# START OF Given data

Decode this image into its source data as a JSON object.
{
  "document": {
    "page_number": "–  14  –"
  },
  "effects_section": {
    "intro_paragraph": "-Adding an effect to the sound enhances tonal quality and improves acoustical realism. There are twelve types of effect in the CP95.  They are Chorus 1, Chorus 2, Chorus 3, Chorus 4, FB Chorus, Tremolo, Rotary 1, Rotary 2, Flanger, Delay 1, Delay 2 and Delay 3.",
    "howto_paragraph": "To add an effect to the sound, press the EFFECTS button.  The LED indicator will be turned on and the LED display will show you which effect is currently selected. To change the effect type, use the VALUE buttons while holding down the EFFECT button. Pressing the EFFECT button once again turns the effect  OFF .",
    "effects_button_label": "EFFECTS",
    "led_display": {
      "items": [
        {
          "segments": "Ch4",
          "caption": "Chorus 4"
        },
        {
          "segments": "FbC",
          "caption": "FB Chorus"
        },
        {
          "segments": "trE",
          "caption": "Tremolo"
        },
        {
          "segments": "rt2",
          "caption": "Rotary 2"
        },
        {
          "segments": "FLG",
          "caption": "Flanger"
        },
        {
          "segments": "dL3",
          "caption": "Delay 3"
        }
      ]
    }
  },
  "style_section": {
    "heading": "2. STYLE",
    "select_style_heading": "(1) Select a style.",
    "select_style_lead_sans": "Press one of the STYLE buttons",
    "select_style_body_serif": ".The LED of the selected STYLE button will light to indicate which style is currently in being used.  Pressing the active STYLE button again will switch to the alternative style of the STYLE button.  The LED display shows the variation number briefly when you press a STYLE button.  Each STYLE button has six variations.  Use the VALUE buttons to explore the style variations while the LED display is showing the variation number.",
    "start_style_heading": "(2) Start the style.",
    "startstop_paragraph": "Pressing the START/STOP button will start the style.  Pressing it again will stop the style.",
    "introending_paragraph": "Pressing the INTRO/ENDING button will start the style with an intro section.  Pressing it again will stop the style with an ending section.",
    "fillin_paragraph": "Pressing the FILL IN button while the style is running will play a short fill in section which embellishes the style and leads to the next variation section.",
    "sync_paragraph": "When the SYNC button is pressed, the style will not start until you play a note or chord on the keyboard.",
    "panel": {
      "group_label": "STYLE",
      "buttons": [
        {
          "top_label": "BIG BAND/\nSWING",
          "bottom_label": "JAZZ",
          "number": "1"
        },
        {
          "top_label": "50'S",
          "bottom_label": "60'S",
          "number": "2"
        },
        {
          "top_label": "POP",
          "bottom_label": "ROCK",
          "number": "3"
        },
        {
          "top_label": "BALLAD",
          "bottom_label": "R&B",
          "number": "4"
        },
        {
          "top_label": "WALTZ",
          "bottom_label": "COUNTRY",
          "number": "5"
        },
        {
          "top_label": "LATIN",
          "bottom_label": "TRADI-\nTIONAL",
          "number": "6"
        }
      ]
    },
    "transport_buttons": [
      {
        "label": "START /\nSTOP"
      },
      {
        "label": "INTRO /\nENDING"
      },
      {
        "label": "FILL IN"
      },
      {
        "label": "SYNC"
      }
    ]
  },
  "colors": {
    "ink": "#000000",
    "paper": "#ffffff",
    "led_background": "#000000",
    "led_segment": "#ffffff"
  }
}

# END OF Given data

#### What is expected
List all lines in the material containing the string "Chorus".

#### Output below
    "intro_paragraph": "-Adding an effect to the sound enhances tonal quality and improves acoustical realism. There are twelve types of effect in the CP95.  They are Chorus 1, Chorus 2, Chorus 3, Chorus 4, FB Chorus, Tremolo, Rotary 1, Rotary 2, Flanger, Delay 1, Delay 2 and Delay 3.",
          "caption": "Chorus 4"
          "caption": "FB Chorus"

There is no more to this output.